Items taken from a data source
▼
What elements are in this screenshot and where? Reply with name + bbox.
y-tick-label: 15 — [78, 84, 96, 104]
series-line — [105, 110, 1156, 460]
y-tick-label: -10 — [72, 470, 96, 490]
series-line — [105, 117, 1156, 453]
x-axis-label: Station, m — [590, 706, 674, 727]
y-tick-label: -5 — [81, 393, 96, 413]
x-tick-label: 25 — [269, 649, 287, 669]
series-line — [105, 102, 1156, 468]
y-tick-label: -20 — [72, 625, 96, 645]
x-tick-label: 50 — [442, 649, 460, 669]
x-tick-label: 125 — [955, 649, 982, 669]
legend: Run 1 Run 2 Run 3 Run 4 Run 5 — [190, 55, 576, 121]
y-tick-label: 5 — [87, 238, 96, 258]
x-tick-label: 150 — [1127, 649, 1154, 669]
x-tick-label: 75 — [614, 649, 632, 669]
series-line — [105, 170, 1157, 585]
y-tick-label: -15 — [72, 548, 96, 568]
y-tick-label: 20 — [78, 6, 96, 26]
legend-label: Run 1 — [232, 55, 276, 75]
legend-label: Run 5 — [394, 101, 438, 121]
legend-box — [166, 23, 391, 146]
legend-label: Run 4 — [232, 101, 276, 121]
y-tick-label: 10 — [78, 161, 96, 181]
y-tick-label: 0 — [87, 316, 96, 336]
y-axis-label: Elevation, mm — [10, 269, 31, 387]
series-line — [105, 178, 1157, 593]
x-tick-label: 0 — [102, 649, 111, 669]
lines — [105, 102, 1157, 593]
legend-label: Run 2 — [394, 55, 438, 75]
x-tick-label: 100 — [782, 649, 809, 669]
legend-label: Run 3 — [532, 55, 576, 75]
▲
WHAT THE EXERCISE ASKS: Reproduce every row above, changing nothing in any of them.

COMPLETED EXERCISE:
What elements are in this screenshot and where? Reply with name + bbox.
y-tick-label: 15 — [78, 84, 96, 104]
series-line — [105, 110, 1156, 460]
y-tick-label: -10 — [72, 470, 96, 490]
series-line — [105, 117, 1156, 453]
x-axis-label: Station, m — [590, 706, 674, 727]
y-tick-label: -5 — [81, 393, 96, 413]
x-tick-label: 25 — [269, 649, 287, 669]
series-line — [105, 102, 1156, 468]
y-tick-label: -20 — [72, 625, 96, 645]
x-tick-label: 50 — [442, 649, 460, 669]
x-tick-label: 125 — [955, 649, 982, 669]
legend: Run 1 Run 2 Run 3 Run 4 Run 5 — [190, 55, 576, 121]
y-tick-label: 5 — [87, 238, 96, 258]
x-tick-label: 150 — [1127, 649, 1154, 669]
x-tick-label: 75 — [614, 649, 632, 669]
series-line — [105, 170, 1157, 585]
y-tick-label: -15 — [72, 548, 96, 568]
y-tick-label: 20 — [78, 6, 96, 26]
legend-label: Run 1 — [232, 55, 276, 75]
legend-label: Run 5 — [394, 101, 438, 121]
legend-box — [166, 23, 391, 146]
legend-label: Run 4 — [232, 101, 276, 121]
y-tick-label: 10 — [78, 161, 96, 181]
y-tick-label: 0 — [87, 316, 96, 336]
y-axis-label: Elevation, mm — [10, 269, 31, 387]
series-line — [105, 178, 1157, 593]
x-tick-label: 0 — [102, 649, 111, 669]
lines — [105, 102, 1157, 593]
legend-label: Run 2 — [394, 55, 438, 75]
x-tick-label: 100 — [782, 649, 809, 669]
legend-label: Run 3 — [532, 55, 576, 75]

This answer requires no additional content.